**INSTRUCTIONS TO FOLLOW**.
For this exercise, copy out each line of the material below that includes "الطلب".

**DATA SUPPLIED**.
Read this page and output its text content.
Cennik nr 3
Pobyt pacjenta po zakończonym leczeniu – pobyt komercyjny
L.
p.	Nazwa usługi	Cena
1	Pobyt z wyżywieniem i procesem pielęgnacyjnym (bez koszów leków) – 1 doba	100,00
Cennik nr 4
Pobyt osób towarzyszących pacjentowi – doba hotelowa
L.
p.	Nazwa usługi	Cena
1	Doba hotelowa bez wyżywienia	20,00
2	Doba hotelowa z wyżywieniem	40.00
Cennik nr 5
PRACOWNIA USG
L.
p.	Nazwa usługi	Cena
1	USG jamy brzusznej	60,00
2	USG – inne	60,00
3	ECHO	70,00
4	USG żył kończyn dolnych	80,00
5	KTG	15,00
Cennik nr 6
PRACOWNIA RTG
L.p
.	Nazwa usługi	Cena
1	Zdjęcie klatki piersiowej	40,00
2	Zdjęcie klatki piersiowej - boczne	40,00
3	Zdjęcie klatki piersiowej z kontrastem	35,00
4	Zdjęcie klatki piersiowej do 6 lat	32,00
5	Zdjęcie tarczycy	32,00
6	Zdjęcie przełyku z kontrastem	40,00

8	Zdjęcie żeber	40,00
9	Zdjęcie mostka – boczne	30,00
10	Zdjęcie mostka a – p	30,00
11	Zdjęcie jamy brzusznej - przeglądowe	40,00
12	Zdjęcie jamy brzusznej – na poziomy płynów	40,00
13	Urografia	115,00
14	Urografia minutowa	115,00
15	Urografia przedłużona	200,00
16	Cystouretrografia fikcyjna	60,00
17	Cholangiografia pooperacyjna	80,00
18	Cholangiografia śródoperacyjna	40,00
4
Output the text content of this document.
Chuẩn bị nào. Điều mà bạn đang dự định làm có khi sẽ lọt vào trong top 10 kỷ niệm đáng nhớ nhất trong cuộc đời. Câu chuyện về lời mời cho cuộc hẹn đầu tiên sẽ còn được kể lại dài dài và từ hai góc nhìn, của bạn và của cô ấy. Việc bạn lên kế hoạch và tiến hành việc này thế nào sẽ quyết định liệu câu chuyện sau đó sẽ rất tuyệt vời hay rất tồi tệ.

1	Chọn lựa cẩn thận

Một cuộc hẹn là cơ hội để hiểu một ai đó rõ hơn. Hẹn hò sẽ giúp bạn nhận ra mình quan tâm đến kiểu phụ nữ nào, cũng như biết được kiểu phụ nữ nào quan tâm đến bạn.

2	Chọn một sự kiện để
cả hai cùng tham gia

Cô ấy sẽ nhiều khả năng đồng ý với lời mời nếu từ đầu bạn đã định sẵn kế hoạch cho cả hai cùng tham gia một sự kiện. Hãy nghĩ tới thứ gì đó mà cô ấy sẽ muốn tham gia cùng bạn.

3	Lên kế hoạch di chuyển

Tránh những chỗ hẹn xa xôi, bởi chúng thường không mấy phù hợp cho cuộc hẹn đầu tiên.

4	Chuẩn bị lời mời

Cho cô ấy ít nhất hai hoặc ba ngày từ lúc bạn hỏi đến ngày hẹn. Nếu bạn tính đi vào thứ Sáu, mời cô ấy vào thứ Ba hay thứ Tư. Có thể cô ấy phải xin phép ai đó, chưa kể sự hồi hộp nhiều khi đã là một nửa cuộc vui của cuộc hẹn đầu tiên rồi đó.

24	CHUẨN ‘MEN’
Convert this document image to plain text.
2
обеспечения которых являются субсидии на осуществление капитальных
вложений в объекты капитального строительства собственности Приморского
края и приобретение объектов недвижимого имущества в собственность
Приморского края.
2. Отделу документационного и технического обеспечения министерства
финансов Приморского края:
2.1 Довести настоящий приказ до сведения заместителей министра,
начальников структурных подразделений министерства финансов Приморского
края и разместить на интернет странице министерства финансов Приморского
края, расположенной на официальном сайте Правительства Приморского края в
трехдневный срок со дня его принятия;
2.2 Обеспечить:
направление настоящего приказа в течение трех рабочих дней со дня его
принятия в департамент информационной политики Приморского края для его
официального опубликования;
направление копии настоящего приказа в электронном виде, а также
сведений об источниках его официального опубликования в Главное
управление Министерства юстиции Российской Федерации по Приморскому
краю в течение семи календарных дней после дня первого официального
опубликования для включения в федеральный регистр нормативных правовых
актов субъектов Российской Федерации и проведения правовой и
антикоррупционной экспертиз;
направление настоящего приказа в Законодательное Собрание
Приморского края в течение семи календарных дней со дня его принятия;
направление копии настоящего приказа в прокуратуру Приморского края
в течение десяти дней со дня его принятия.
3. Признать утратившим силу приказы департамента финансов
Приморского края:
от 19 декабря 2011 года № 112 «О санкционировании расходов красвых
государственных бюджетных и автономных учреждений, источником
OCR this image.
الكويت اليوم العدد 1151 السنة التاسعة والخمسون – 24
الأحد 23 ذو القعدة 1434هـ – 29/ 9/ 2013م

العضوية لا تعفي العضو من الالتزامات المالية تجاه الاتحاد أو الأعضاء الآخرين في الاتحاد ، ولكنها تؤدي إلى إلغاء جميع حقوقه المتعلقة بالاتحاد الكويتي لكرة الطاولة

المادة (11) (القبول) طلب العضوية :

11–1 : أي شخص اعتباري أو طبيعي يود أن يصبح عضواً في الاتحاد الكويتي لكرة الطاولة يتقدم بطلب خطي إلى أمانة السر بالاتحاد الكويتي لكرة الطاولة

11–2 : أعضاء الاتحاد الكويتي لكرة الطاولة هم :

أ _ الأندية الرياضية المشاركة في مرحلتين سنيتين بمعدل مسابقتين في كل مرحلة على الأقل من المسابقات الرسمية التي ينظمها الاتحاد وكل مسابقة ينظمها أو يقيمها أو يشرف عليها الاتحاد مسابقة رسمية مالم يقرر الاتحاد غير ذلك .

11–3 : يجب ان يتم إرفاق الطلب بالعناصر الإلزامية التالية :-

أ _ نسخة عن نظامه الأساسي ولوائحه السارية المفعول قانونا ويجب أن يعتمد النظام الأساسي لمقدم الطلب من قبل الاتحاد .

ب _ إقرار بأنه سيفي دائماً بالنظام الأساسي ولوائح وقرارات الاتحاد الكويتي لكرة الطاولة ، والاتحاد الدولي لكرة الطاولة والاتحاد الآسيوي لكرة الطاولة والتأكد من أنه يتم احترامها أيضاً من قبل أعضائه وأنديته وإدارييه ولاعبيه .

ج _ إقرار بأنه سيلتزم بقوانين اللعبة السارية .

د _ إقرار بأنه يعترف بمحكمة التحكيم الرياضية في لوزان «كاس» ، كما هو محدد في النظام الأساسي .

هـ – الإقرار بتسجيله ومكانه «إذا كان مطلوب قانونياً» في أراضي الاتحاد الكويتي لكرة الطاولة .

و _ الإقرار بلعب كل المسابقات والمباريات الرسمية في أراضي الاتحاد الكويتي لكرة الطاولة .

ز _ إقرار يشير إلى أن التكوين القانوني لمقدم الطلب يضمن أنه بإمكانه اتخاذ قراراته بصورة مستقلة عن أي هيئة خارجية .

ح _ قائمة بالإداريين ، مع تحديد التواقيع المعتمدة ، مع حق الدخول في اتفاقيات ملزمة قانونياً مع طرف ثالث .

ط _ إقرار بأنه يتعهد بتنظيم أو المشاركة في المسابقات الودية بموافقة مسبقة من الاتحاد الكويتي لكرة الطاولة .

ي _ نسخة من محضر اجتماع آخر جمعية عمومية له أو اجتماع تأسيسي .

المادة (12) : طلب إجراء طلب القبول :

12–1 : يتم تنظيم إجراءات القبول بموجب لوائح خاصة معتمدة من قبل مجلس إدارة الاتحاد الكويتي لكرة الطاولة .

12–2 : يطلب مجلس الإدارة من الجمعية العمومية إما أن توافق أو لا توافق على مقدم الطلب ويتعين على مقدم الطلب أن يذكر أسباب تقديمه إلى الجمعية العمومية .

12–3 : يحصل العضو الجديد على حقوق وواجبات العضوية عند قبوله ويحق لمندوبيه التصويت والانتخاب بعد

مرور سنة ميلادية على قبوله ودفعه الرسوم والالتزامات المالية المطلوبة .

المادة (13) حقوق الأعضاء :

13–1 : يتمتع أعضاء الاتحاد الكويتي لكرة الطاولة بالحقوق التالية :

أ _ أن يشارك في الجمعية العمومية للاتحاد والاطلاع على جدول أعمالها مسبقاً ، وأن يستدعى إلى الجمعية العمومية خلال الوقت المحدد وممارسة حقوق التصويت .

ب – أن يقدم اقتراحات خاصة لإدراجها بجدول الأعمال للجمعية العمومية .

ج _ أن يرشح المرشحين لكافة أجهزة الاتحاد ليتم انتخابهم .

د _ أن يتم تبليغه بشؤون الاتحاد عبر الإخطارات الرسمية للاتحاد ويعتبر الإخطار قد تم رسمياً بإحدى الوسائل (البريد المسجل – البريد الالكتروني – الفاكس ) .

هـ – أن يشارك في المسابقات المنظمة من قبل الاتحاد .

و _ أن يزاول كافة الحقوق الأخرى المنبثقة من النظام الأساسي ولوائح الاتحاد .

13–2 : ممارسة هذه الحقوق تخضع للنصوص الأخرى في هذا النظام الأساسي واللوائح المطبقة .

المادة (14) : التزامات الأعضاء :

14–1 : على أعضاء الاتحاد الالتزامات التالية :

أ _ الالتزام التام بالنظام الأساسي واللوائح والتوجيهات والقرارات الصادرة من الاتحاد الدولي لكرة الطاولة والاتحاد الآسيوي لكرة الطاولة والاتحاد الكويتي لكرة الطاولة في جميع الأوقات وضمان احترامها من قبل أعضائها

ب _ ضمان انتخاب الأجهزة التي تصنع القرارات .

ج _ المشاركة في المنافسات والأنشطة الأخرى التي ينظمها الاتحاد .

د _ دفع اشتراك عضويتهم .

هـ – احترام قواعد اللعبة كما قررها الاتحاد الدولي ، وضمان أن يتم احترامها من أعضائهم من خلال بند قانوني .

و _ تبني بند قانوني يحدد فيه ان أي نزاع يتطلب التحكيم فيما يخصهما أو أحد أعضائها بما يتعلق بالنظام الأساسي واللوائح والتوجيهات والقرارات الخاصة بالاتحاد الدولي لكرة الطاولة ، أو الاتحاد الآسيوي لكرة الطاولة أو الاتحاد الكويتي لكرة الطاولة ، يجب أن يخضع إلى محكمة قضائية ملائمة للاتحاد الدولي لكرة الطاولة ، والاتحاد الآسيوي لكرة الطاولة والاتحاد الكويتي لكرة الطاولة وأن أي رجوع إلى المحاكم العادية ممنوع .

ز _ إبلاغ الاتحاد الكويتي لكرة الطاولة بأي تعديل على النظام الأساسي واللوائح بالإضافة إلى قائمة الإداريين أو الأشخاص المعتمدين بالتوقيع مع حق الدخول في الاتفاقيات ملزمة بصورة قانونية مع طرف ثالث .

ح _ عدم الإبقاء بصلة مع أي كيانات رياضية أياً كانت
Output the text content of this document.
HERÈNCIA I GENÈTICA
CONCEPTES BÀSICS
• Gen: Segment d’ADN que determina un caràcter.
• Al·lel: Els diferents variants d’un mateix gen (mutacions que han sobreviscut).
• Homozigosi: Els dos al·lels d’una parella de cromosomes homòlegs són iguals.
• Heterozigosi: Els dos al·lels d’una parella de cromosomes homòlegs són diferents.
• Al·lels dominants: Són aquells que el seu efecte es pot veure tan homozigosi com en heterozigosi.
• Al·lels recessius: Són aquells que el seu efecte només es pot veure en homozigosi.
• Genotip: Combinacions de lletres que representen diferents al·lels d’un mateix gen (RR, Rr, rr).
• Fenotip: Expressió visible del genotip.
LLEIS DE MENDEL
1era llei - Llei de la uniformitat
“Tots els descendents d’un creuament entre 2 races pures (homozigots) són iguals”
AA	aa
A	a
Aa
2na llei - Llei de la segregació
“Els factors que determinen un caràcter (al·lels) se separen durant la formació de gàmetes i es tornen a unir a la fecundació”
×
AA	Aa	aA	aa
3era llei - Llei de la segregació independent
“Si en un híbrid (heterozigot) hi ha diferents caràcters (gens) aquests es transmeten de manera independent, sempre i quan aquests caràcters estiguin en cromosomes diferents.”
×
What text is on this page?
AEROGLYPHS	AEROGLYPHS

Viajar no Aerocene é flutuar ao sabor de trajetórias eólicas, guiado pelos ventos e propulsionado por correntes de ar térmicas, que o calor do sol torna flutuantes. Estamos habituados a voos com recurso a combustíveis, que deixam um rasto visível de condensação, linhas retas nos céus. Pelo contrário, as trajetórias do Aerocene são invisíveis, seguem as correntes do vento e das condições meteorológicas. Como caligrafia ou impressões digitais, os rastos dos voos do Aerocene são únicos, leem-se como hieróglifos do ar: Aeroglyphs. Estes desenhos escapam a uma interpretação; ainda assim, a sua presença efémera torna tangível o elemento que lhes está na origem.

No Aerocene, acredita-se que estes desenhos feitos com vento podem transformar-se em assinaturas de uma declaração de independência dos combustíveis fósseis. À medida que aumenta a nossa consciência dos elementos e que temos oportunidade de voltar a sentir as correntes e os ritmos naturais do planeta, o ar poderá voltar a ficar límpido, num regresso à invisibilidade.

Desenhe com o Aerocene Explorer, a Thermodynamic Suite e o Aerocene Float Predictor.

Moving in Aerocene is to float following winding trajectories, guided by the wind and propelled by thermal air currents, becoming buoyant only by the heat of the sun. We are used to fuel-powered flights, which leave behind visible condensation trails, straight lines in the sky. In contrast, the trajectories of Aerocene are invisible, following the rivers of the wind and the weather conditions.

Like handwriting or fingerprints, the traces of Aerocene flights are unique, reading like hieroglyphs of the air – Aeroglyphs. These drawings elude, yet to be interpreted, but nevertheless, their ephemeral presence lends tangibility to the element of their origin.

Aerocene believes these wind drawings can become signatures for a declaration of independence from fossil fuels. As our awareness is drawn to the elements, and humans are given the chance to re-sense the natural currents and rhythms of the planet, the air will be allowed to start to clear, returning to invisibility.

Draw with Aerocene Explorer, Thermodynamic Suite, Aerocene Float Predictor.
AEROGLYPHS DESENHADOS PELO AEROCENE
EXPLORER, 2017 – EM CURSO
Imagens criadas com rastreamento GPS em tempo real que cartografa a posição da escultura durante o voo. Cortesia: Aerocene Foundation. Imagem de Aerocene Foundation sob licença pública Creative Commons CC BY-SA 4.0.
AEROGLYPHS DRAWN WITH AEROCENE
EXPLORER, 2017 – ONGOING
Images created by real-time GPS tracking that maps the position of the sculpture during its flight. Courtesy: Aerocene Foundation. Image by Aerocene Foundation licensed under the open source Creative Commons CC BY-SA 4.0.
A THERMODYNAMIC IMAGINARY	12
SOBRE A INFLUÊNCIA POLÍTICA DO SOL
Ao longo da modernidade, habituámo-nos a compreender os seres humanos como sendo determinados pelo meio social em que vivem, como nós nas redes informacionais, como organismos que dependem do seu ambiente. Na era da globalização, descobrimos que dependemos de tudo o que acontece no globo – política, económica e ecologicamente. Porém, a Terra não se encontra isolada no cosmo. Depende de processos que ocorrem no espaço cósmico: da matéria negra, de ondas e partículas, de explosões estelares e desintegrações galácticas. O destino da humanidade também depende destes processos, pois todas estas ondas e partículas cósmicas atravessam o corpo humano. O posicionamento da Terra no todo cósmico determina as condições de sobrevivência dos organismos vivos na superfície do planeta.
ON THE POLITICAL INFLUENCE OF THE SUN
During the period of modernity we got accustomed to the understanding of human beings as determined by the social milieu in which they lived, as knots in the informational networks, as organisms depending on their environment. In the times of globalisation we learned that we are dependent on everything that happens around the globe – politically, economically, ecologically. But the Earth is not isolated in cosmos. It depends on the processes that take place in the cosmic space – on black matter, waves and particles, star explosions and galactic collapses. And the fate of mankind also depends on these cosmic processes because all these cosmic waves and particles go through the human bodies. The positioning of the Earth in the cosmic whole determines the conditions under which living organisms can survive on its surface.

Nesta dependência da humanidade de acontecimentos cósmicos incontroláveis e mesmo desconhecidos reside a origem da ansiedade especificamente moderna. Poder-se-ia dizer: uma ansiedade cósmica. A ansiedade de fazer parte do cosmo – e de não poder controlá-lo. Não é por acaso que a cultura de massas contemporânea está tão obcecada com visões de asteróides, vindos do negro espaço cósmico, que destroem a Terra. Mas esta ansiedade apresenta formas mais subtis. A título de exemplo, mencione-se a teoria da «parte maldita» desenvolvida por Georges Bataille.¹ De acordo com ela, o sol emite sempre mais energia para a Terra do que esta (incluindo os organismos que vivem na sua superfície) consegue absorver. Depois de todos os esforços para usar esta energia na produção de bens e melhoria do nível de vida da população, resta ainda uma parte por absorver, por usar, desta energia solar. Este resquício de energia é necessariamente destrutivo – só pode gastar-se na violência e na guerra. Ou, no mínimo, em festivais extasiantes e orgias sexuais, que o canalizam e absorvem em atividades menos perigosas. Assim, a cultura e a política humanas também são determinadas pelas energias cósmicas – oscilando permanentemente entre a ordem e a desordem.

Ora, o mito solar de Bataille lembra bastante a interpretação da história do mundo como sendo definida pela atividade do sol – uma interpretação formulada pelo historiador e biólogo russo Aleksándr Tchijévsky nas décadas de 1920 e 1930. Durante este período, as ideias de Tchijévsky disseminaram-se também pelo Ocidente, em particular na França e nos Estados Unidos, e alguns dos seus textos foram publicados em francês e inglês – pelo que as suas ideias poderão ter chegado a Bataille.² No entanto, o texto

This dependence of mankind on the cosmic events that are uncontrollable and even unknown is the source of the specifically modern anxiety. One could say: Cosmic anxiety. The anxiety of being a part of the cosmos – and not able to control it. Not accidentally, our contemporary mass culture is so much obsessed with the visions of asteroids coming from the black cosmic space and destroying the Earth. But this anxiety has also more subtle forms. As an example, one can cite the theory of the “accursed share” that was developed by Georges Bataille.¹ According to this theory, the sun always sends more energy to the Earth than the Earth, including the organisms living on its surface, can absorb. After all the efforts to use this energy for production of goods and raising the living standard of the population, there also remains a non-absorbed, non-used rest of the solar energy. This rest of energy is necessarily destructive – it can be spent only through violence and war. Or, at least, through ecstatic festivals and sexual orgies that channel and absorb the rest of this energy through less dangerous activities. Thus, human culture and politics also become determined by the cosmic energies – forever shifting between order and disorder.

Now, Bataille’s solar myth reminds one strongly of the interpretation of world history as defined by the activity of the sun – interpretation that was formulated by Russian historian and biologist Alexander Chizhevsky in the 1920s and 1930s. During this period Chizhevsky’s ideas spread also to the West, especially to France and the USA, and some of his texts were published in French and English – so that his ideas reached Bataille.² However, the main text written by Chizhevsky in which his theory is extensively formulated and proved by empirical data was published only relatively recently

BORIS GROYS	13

**SOLUTION FOR THIS TASK**.
11–3 : يجب ان يتم إرفاق الطلب بالعناصر الإلزامية التالية :-
أ _ نسخة عن نظامه الأساسي ولوائحه السارية المفعول قانونا ويجب أن يعتمد النظام الأساسي لمقدم الطلب من قبل الاتحاد .
ز _ إقرار يشير إلى أن التكوين القانوني لمقدم الطلب يضمن أنه بإمكانه اتخاذ قراراته بصورة مستقلة عن أي هيئة خارجية .
12–2 : يطلب مجلس الإدارة من الجمعية العمومية إما أن توافق أو لا توافق على مقدم الطلب ويتعين على مقدم الطلب أن يذكر أسباب تقديمه إلى الجمعية العمومية .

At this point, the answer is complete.